Excerpts from a figure dataset
[Start]

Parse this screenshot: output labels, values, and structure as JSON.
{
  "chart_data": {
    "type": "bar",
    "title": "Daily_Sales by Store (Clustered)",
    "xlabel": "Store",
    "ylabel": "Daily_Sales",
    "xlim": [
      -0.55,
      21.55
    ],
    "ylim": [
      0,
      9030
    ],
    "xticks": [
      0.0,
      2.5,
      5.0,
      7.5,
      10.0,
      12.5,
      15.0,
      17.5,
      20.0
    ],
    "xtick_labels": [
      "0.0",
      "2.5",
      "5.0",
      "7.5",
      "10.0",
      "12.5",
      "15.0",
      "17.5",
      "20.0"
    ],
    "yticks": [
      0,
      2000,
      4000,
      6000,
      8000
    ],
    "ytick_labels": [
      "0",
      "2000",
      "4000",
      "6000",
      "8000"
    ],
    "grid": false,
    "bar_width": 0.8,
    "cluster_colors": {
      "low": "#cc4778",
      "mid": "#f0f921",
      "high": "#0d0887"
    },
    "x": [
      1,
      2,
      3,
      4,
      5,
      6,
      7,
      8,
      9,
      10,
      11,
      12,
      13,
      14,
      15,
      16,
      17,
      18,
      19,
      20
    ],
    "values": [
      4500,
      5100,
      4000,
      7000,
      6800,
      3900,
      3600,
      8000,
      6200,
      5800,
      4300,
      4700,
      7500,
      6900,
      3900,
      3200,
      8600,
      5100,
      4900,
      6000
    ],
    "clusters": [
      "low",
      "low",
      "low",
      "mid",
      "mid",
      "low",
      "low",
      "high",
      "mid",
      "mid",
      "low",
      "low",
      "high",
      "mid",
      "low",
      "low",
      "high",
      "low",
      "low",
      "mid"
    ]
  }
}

[End]

_Do this:_ Set out the complete listing exactly as shown.

_Task answer:_
Parse this screenshot: output labels, values, and structure as JSON.
{
  "chart_data": {
    "type": "bar",
    "title": "Daily_Sales by Store (Clustered)",
    "xlabel": "Store",
    "ylabel": "Daily_Sales",
    "xlim": [
      -0.55,
      21.55
    ],
    "ylim": [
      0,
      9030
    ],
    "xticks": [
      0.0,
      2.5,
      5.0,
      7.5,
      10.0,
      12.5,
      15.0,
      17.5,
      20.0
    ],
    "xtick_labels": [
      "0.0",
      "2.5",
      "5.0",
      "7.5",
      "10.0",
      "12.5",
      "15.0",
      "17.5",
      "20.0"
    ],
    "yticks": [
      0,
      2000,
      4000,
      6000,
      8000
    ],
    "ytick_labels": [
      "0",
      "2000",
      "4000",
      "6000",
      "8000"
    ],
    "grid": false,
    "bar_width": 0.8,
    "cluster_colors": {
      "low": "#cc4778",
      "mid": "#f0f921",
      "high": "#0d0887"
    },
    "x": [
      1,
      2,
      3,
      4,
      5,
      6,
      7,
      8,
      9,
      10,
      11,
      12,
      13,
      14,
      15,
      16,
      17,
      18,
      19,
      20
    ],
    "values": [
      4500,
      5100,
      4000,
      7000,
      6800,
      3900,
      3600,
      8000,
      6200,
      5800,
      4300,
      4700,
      7500,
      6900,
      3900,
      3200,
      8600,
      5100,
      4900,
      6000
    ],
    "clusters": [
      "low",
      "low",
      "low",
      "mid",
      "mid",
      "low",
      "low",
      "high",
      "mid",
      "mid",
      "low",
      "low",
      "high",
      "mid",
      "low",
      "low",
      "high",
      "low",
      "low",
      "mid"
    ]
  }
}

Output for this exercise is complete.